[RECORDS TO PROCESS]:
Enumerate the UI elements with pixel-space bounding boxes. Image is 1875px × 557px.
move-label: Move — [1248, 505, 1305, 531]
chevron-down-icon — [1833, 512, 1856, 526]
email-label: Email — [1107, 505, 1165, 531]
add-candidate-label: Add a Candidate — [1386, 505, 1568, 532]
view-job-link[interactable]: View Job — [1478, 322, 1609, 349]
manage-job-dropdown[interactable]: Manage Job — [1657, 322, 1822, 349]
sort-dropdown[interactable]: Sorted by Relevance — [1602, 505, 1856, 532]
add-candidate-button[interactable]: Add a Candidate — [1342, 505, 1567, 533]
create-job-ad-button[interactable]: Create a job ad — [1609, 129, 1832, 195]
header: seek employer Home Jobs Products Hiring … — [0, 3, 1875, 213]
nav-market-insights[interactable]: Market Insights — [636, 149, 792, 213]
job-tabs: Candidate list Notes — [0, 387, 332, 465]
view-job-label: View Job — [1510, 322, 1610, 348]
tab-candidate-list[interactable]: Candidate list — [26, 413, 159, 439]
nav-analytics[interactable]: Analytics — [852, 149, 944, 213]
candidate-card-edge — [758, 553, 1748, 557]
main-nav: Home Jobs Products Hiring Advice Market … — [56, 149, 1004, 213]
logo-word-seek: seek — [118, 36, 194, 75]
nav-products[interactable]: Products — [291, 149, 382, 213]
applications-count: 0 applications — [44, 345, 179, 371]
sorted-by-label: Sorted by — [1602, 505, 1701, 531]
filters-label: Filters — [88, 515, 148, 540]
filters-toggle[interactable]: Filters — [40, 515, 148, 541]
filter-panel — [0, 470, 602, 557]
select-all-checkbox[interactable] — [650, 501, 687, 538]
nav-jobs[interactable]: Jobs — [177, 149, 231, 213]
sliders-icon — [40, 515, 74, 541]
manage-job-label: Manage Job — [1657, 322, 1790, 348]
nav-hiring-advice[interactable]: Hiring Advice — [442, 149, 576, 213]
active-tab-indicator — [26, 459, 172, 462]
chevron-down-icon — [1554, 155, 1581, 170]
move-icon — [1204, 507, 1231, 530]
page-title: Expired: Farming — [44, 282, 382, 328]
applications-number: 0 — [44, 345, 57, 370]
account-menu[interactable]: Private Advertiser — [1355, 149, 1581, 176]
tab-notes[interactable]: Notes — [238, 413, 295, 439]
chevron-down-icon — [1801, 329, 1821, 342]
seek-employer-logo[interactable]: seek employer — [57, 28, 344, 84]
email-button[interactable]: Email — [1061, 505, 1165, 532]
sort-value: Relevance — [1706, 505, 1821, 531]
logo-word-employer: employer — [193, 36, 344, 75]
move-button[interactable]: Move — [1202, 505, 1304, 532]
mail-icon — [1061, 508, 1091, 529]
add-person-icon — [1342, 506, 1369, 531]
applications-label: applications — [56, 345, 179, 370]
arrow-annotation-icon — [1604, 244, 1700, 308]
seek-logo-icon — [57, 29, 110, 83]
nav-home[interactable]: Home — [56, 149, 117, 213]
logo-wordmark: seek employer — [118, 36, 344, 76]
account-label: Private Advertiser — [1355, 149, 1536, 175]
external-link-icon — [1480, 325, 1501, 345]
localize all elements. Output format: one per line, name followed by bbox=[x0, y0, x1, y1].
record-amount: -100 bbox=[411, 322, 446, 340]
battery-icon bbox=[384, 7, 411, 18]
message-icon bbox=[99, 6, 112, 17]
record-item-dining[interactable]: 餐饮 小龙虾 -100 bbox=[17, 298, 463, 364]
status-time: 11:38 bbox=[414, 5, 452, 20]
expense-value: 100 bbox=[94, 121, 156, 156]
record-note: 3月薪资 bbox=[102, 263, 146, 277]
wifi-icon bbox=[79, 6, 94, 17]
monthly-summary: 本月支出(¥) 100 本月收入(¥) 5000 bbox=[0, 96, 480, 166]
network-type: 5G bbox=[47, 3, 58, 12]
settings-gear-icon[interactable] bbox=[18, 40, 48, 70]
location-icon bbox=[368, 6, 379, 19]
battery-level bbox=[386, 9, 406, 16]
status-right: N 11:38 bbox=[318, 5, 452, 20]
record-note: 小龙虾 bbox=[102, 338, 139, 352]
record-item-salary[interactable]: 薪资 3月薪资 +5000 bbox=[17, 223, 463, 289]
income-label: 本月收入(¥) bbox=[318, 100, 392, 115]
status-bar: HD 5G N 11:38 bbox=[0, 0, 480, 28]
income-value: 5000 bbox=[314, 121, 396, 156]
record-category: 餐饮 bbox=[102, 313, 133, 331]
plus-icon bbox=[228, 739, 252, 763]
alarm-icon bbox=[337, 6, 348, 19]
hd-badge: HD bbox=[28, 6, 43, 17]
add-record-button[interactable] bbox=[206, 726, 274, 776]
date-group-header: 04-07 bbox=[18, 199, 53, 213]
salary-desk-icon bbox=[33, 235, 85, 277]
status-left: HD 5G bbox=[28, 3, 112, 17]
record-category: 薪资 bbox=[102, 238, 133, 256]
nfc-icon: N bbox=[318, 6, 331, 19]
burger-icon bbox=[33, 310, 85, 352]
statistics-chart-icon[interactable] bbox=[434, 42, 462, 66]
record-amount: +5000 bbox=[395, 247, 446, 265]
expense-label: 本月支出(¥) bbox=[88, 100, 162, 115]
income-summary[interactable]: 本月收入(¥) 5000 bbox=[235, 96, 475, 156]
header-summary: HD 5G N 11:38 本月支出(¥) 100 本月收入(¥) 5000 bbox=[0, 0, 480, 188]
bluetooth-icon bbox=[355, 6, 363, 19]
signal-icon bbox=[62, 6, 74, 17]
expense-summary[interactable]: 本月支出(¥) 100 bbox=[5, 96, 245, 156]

[GOAL OF THE EXERCISE]:
Please rewrite the records above, swapping every "chevron-down-icon" for "caret-down-icon" and leaving everything else unchanged.

[PROBLEM SOLUTION]:
Enumerate the UI elements with pixel-space bounding boxes. Image is 1875px × 557px.
move-label: Move — [1248, 505, 1305, 531]
caret-down-icon — [1833, 512, 1856, 526]
email-label: Email — [1107, 505, 1165, 531]
add-candidate-label: Add a Candidate — [1386, 505, 1568, 532]
view-job-link[interactable]: View Job — [1478, 322, 1609, 349]
manage-job-dropdown[interactable]: Manage Job — [1657, 322, 1822, 349]
sort-dropdown[interactable]: Sorted by Relevance — [1602, 505, 1856, 532]
add-candidate-button[interactable]: Add a Candidate — [1342, 505, 1567, 533]
create-job-ad-button[interactable]: Create a job ad — [1609, 129, 1832, 195]
header: seek employer Home Jobs Products Hiring … — [0, 3, 1875, 213]
nav-market-insights[interactable]: Market Insights — [636, 149, 792, 213]
job-tabs: Candidate list Notes — [0, 387, 332, 465]
view-job-label: View Job — [1510, 322, 1610, 348]
tab-candidate-list[interactable]: Candidate list — [26, 413, 159, 439]
nav-analytics[interactable]: Analytics — [852, 149, 944, 213]
candidate-card-edge — [758, 553, 1748, 557]
main-nav: Home Jobs Products Hiring Advice Market … — [56, 149, 1004, 213]
logo-word-seek: seek — [118, 36, 194, 75]
nav-products[interactable]: Products — [291, 149, 382, 213]
applications-count: 0 applications — [44, 345, 179, 371]
sorted-by-label: Sorted by — [1602, 505, 1701, 531]
filters-label: Filters — [88, 515, 148, 540]
filters-toggle[interactable]: Filters — [40, 515, 148, 541]
filter-panel — [0, 470, 602, 557]
select-all-checkbox[interactable] — [650, 501, 687, 538]
nav-jobs[interactable]: Jobs — [177, 149, 231, 213]
sliders-icon — [40, 515, 74, 541]
manage-job-label: Manage Job — [1657, 322, 1790, 348]
nav-hiring-advice[interactable]: Hiring Advice — [442, 149, 576, 213]
active-tab-indicator — [26, 459, 172, 462]
caret-down-icon — [1554, 155, 1581, 170]
move-icon — [1204, 507, 1231, 530]
page-title: Expired: Farming — [44, 282, 382, 328]
applications-number: 0 — [44, 345, 57, 370]
account-menu[interactable]: Private Advertiser — [1355, 149, 1581, 176]
tab-notes[interactable]: Notes — [238, 413, 295, 439]
caret-down-icon — [1801, 329, 1821, 342]
seek-employer-logo[interactable]: seek employer — [57, 28, 344, 84]
email-button[interactable]: Email — [1061, 505, 1165, 532]
sort-value: Relevance — [1706, 505, 1821, 531]
logo-word-employer: employer — [193, 36, 344, 75]
move-button[interactable]: Move — [1202, 505, 1304, 532]
mail-icon — [1061, 508, 1091, 529]
add-person-icon — [1342, 506, 1369, 531]
applications-label: applications — [56, 345, 179, 370]
arrow-annotation-icon — [1604, 244, 1700, 308]
seek-logo-icon — [57, 29, 110, 83]
nav-home[interactable]: Home — [56, 149, 117, 213]
logo-wordmark: seek employer — [118, 36, 344, 76]
account-label: Private Advertiser — [1355, 149, 1536, 175]
external-link-icon — [1480, 325, 1501, 345]
localize all elements. Output format: one per line, name followed by bbox=[x0, y0, x1, y1].
record-amount: -100 bbox=[411, 322, 446, 340]
battery-icon bbox=[384, 7, 411, 18]
message-icon bbox=[99, 6, 112, 17]
record-item-dining[interactable]: 餐饮 小龙虾 -100 bbox=[17, 298, 463, 364]
status-time: 11:38 bbox=[414, 5, 452, 20]
expense-value: 100 bbox=[94, 121, 156, 156]
record-note: 3月薪资 bbox=[102, 263, 146, 277]
wifi-icon bbox=[79, 6, 94, 17]
monthly-summary: 本月支出(¥) 100 本月收入(¥) 5000 bbox=[0, 96, 480, 166]
network-type: 5G bbox=[47, 3, 58, 12]
settings-gear-icon[interactable] bbox=[18, 40, 48, 70]
location-icon bbox=[368, 6, 379, 19]
battery-level bbox=[386, 9, 406, 16]
status-right: N 11:38 bbox=[318, 5, 452, 20]
record-note: 小龙虾 bbox=[102, 338, 139, 352]
record-item-salary[interactable]: 薪资 3月薪资 +5000 bbox=[17, 223, 463, 289]
income-label: 本月收入(¥) bbox=[318, 100, 392, 115]
status-bar: HD 5G N 11:38 bbox=[0, 0, 480, 28]
income-value: 5000 bbox=[314, 121, 396, 156]
record-category: 餐饮 bbox=[102, 313, 133, 331]
plus-icon bbox=[228, 739, 252, 763]
alarm-icon bbox=[337, 6, 348, 19]
hd-badge: HD bbox=[28, 6, 43, 17]
add-record-button[interactable] bbox=[206, 726, 274, 776]
date-group-header: 04-07 bbox=[18, 199, 53, 213]
salary-desk-icon bbox=[33, 235, 85, 277]
status-left: HD 5G bbox=[28, 3, 112, 17]
record-category: 薪资 bbox=[102, 238, 133, 256]
nfc-icon: N bbox=[318, 6, 331, 19]
burger-icon bbox=[33, 310, 85, 352]
statistics-chart-icon[interactable] bbox=[434, 42, 462, 66]
record-amount: +5000 bbox=[395, 247, 446, 265]
expense-label: 本月支出(¥) bbox=[88, 100, 162, 115]
income-summary[interactable]: 本月收入(¥) 5000 bbox=[235, 96, 475, 156]
header-summary: HD 5G N 11:38 本月支出(¥) 100 本月收入(¥) 5000 bbox=[0, 0, 480, 188]
bluetooth-icon bbox=[355, 6, 363, 19]
signal-icon bbox=[62, 6, 74, 17]
expense-summary[interactable]: 本月支出(¥) 100 bbox=[5, 96, 245, 156]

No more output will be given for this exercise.